What to do: Where a line of the material contains the string "Saoud", copy that line.

Dataset rows:
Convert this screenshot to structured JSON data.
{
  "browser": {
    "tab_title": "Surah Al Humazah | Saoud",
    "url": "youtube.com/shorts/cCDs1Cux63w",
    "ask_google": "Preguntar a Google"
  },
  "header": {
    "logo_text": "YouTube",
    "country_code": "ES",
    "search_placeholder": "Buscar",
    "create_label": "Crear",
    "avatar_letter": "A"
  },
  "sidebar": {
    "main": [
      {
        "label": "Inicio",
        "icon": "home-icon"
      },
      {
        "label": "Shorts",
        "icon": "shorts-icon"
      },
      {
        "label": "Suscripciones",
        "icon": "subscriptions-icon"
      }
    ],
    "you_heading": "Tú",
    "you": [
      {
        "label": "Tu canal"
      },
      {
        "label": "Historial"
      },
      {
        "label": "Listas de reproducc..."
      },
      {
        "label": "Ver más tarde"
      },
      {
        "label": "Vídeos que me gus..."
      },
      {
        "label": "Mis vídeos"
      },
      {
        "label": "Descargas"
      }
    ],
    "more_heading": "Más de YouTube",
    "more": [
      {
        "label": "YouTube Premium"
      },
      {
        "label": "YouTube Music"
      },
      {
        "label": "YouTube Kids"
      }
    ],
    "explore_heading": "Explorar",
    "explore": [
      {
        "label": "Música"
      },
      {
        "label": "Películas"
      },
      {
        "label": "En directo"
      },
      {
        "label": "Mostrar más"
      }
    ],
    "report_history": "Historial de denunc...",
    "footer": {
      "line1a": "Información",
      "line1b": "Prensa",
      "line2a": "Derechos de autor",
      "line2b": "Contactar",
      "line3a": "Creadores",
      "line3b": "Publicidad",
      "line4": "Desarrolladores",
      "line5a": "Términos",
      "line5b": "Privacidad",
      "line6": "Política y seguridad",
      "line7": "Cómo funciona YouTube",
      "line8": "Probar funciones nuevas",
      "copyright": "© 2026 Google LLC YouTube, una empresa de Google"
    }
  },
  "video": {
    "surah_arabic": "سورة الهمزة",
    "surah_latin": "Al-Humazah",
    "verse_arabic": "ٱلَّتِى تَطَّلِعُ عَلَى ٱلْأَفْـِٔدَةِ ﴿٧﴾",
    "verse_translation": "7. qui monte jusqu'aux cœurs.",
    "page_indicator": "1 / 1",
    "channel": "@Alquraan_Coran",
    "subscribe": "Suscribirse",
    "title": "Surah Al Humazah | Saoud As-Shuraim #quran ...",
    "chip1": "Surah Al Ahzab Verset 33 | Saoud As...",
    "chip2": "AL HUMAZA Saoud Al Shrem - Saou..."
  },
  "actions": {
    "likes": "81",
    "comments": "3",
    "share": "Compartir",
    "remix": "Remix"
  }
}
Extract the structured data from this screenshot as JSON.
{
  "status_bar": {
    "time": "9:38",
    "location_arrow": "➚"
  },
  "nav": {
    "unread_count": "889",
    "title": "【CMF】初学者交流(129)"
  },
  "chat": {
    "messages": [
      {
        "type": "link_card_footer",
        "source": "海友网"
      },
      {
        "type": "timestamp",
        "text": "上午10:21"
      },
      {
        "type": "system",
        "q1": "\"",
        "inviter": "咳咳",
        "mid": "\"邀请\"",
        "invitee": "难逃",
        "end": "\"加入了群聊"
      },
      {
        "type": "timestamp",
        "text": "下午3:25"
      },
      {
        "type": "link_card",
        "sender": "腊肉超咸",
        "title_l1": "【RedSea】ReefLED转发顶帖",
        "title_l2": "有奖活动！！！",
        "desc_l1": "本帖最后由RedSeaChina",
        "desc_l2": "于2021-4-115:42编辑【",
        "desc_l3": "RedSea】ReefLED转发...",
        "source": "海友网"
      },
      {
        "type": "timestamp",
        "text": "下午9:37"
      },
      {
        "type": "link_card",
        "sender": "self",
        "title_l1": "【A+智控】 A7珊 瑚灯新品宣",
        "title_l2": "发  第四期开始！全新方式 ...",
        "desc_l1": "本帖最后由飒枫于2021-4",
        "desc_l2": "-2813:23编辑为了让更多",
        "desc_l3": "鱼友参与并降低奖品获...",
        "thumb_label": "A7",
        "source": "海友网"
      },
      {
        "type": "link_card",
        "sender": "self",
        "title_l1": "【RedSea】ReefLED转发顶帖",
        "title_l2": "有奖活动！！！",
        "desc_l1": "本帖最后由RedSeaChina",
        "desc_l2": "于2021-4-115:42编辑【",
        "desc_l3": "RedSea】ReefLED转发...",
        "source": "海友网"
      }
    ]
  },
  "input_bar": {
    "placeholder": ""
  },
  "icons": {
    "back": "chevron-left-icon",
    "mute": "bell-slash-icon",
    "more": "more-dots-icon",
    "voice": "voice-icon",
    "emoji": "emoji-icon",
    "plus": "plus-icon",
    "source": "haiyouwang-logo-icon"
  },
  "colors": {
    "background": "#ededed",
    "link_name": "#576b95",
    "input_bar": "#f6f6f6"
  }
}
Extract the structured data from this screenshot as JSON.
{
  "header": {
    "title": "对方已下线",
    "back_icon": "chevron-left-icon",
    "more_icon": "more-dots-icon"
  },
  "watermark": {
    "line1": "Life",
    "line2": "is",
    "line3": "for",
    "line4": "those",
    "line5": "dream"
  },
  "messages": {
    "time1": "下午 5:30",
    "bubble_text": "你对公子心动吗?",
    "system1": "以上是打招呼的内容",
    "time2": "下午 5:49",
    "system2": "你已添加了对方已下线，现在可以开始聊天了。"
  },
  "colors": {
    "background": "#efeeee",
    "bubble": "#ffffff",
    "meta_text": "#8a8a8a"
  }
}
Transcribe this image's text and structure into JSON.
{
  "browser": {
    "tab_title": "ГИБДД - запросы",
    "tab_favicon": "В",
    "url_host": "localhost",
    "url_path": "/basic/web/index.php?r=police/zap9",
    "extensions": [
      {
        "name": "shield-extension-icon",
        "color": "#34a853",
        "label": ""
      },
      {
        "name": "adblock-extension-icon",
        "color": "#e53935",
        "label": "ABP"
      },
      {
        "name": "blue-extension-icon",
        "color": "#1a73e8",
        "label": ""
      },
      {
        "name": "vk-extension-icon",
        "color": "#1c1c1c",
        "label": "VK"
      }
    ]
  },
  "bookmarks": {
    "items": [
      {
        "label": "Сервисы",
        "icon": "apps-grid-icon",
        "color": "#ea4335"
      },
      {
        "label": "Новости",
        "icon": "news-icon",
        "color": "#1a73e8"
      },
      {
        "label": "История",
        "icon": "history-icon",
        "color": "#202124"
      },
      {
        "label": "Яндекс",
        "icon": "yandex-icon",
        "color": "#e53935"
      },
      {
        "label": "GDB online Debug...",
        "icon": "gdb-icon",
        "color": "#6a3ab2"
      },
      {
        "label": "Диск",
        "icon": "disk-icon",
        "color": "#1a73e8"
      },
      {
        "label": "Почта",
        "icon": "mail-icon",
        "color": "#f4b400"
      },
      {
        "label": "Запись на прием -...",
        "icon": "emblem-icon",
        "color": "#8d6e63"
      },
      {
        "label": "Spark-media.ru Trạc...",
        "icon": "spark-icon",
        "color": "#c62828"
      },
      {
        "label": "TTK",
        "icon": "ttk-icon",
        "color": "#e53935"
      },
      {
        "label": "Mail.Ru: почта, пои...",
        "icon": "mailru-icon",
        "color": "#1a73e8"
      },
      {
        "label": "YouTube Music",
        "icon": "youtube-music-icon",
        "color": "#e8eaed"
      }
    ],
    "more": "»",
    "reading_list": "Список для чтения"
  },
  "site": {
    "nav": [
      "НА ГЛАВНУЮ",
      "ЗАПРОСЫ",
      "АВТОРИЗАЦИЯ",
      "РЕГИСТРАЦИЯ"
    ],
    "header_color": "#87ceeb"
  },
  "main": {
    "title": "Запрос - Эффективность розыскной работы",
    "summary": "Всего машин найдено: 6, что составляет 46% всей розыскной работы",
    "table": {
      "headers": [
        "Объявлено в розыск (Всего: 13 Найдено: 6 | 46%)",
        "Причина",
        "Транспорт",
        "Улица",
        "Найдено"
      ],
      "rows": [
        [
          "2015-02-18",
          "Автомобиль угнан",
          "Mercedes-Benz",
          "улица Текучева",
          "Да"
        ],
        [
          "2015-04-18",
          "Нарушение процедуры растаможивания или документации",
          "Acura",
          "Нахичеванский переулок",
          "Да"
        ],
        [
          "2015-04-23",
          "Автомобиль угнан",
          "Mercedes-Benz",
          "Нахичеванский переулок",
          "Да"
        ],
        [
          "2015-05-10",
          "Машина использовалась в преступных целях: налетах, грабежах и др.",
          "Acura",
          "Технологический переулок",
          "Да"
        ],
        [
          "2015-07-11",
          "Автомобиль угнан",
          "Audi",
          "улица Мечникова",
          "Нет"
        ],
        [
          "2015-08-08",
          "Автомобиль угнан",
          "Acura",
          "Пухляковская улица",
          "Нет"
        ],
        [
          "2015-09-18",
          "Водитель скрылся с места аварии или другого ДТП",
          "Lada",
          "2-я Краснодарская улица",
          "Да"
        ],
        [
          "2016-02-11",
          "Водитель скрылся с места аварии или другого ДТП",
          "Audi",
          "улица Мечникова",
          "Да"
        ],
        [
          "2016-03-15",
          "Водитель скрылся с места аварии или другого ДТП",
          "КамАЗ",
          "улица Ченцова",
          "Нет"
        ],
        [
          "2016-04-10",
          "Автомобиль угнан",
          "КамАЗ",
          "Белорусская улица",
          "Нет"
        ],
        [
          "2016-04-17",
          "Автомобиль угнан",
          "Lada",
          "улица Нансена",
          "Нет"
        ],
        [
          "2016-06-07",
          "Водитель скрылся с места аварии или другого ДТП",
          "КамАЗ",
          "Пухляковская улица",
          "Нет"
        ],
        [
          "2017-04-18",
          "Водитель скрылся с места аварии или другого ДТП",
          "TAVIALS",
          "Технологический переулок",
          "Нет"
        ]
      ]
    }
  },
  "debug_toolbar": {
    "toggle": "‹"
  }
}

Reply to the task:
    "tab_title": "Surah Al Humazah | Saoud",
    "title": "Surah Al Humazah | Saoud As-Shuraim #quran ...",
    "chip1": "Surah Al Ahzab Verset 33 | Saoud As...",
    "chip2": "AL HUMAZA Saoud Al Shrem - Saou..."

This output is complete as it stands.